* The request
Are you able to quote each entry exactly as written?

* Dataset entries

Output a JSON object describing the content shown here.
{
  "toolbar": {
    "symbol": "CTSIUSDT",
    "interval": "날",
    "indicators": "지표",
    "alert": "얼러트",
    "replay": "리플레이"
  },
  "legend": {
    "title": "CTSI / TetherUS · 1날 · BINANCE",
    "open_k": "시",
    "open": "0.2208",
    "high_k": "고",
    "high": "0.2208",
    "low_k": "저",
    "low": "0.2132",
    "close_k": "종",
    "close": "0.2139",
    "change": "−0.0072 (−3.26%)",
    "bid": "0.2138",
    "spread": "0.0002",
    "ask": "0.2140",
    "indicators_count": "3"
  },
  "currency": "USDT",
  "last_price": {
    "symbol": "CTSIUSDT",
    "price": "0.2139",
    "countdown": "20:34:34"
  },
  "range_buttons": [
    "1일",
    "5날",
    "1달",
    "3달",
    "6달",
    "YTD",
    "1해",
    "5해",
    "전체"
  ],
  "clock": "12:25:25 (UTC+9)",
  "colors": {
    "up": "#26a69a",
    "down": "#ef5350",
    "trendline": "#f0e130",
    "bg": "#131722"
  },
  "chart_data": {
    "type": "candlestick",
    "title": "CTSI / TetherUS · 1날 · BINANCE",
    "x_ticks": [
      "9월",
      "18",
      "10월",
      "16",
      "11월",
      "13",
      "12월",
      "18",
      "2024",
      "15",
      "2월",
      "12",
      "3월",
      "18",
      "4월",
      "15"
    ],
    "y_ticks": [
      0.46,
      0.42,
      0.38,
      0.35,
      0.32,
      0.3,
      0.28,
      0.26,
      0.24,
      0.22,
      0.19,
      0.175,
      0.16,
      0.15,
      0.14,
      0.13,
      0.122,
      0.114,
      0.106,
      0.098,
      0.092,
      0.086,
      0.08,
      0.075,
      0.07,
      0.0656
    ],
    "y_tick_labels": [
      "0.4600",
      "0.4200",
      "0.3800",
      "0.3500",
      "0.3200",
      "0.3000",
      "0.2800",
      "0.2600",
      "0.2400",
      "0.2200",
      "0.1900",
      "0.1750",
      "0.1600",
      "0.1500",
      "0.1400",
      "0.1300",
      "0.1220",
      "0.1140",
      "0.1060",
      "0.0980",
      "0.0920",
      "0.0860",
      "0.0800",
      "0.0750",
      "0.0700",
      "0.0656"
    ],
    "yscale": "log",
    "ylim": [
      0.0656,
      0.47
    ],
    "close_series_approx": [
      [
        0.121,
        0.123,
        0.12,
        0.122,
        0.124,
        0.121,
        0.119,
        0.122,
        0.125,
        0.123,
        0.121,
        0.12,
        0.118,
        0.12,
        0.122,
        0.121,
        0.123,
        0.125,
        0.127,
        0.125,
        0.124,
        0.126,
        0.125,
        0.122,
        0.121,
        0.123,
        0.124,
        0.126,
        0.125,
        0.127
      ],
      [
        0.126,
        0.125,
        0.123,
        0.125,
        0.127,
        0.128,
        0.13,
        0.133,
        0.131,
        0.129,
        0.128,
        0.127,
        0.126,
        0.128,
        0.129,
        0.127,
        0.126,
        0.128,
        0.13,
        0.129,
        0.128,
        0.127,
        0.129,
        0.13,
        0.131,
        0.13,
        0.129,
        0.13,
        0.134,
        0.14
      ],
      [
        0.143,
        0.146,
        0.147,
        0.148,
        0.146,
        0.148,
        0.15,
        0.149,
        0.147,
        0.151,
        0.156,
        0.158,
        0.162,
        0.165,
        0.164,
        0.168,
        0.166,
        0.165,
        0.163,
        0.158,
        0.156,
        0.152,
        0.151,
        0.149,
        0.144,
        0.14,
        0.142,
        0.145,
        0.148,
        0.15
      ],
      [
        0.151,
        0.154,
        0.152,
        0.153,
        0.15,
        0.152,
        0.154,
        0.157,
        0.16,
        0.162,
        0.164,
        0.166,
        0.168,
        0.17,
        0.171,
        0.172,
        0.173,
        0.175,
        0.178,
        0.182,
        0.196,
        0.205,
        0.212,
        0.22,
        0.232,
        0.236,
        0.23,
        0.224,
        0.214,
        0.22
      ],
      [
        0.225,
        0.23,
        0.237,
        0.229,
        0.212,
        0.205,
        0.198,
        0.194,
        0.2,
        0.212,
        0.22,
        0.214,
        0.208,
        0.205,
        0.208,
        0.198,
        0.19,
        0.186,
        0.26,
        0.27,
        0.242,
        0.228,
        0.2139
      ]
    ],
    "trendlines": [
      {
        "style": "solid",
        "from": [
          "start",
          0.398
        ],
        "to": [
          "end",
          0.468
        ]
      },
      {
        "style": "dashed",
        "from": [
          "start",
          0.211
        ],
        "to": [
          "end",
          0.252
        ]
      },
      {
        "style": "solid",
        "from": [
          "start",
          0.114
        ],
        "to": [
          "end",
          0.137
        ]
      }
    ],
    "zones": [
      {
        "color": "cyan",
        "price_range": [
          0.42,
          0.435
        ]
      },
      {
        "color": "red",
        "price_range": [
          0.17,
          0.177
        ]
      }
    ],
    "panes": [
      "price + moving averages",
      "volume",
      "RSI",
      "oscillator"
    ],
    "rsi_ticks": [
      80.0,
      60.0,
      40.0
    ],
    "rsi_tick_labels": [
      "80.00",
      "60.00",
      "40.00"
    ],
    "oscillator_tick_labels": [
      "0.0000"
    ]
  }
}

* Solution below
Output a JSON object describing the content shown here.
{
  "toolbar": {
    "symbol": "CTSIUSDT",
    "interval": "날",
    "indicators": "지표",
    "alert": "얼러트",
    "replay": "리플레이"
  },
  "legend": {
    "title": "CTSI / TetherUS · 1날 · BINANCE",
    "open_k": "시",
    "open": "0.2208",
    "high_k": "고",
    "high": "0.2208",
    "low_k": "저",
    "low": "0.2132",
    "close_k": "종",
    "close": "0.2139",
    "change": "−0.0072 (−3.26%)",
    "bid": "0.2138",
    "spread": "0.0002",
    "ask": "0.2140",
    "indicators_count": "3"
  },
  "currency": "USDT",
  "last_price": {
    "symbol": "CTSIUSDT",
    "price": "0.2139",
    "countdown": "20:34:34"
  },
  "range_buttons": [
    "1일",
    "5날",
    "1달",
    "3달",
    "6달",
    "YTD",
    "1해",
    "5해",
    "전체"
  ],
  "clock": "12:25:25 (UTC+9)",
  "colors": {
    "up": "#26a69a",
    "down": "#ef5350",
    "trendline": "#f0e130",
    "bg": "#131722"
  },
  "chart_data": {
    "type": "candlestick",
    "title": "CTSI / TetherUS · 1날 · BINANCE",
    "x_ticks": [
      "9월",
      "18",
      "10월",
      "16",
      "11월",
      "13",
      "12월",
      "18",
      "2024",
      "15",
      "2월",
      "12",
      "3월",
      "18",
      "4월",
      "15"
    ],
    "y_ticks": [
      0.46,
      0.42,
      0.38,
      0.35,
      0.32,
      0.3,
      0.28,
      0.26,
      0.24,
      0.22,
      0.19,
      0.175,
      0.16,
      0.15,
      0.14,
      0.13,
      0.122,
      0.114,
      0.106,
      0.098,
      0.092,
      0.086,
      0.08,
      0.075,
      0.07,
      0.0656
    ],
    "y_tick_labels": [
      "0.4600",
      "0.4200",
      "0.3800",
      "0.3500",
      "0.3200",
      "0.3000",
      "0.2800",
      "0.2600",
      "0.2400",
      "0.2200",
      "0.1900",
      "0.1750",
      "0.1600",
      "0.1500",
      "0.1400",
      "0.1300",
      "0.1220",
      "0.1140",
      "0.1060",
      "0.0980",
      "0.0920",
      "0.0860",
      "0.0800",
      "0.0750",
      "0.0700",
      "0.0656"
    ],
    "yscale": "log",
    "ylim": [
      0.0656,
      0.47
    ],
    "close_series_approx": [
      [
        0.121,
        0.123,
        0.12,
        0.122,
        0.124,
        0.121,
        0.119,
        0.122,
        0.125,
        0.123,
        0.121,
        0.12,
        0.118,
        0.12,
        0.122,
        0.121,
        0.123,
        0.125,
        0.127,
        0.125,
        0.124,
        0.126,
        0.125,
        0.122,
        0.121,
        0.123,
        0.124,
        0.126,
        0.125,
        0.127
      ],
      [
        0.126,
        0.125,
        0.123,
        0.125,
        0.127,
        0.128,
        0.13,
        0.133,
        0.131,
        0.129,
        0.128,
        0.127,
        0.126,
        0.128,
        0.129,
        0.127,
        0.126,
        0.128,
        0.13,
        0.129,
        0.128,
        0.127,
        0.129,
        0.13,
        0.131,
        0.13,
        0.129,
        0.13,
        0.134,
        0.14
      ],
      [
        0.143,
        0.146,
        0.147,
        0.148,
        0.146,
        0.148,
        0.15,
        0.149,
        0.147,
        0.151,
        0.156,
        0.158,
        0.162,
        0.165,
        0.164,
        0.168,
        0.166,
        0.165,
        0.163,
        0.158,
        0.156,
        0.152,
        0.151,
        0.149,
        0.144,
        0.14,
        0.142,
        0.145,
        0.148,
        0.15
      ],
      [
        0.151,
        0.154,
        0.152,
        0.153,
        0.15,
        0.152,
        0.154,
        0.157,
        0.16,
        0.162,
        0.164,
        0.166,
        0.168,
        0.17,
        0.171,
        0.172,
        0.173,
        0.175,
        0.178,
        0.182,
        0.196,
        0.205,
        0.212,
        0.22,
        0.232,
        0.236,
        0.23,
        0.224,
        0.214,
        0.22
      ],
      [
        0.225,
        0.23,
        0.237,
        0.229,
        0.212,
        0.205,
        0.198,
        0.194,
        0.2,
        0.212,
        0.22,
        0.214,
        0.208,
        0.205,
        0.208,
        0.198,
        0.19,
        0.186,
        0.26,
        0.27,
        0.242,
        0.228,
        0.2139
      ]
    ],
    "trendlines": [
      {
        "style": "solid",
        "from": [
          "start",
          0.398
        ],
        "to": [
          "end",
          0.468
        ]
      },
      {
        "style": "dashed",
        "from": [
          "start",
          0.211
        ],
        "to": [
          "end",
          0.252
        ]
      },
      {
        "style": "solid",
        "from": [
          "start",
          0.114
        ],
        "to": [
          "end",
          0.137
        ]
      }
    ],
    "zones": [
      {
        "color": "cyan",
        "price_range": [
          0.42,
          0.435
        ]
      },
      {
        "color": "red",
        "price_range": [
          0.17,
          0.177
        ]
      }
    ],
    "panes": [
      "price + moving averages",
      "volume",
      "RSI",
      "oscillator"
    ],
    "rsi_ticks": [
      80.0,
      60.0,
      40.0
    ],
    "rsi_tick_labels": [
      "80.00",
      "60.00",
      "40.00"
    ],
    "oscillator_tick_labels": [
      "0.0000"
    ]
  }
}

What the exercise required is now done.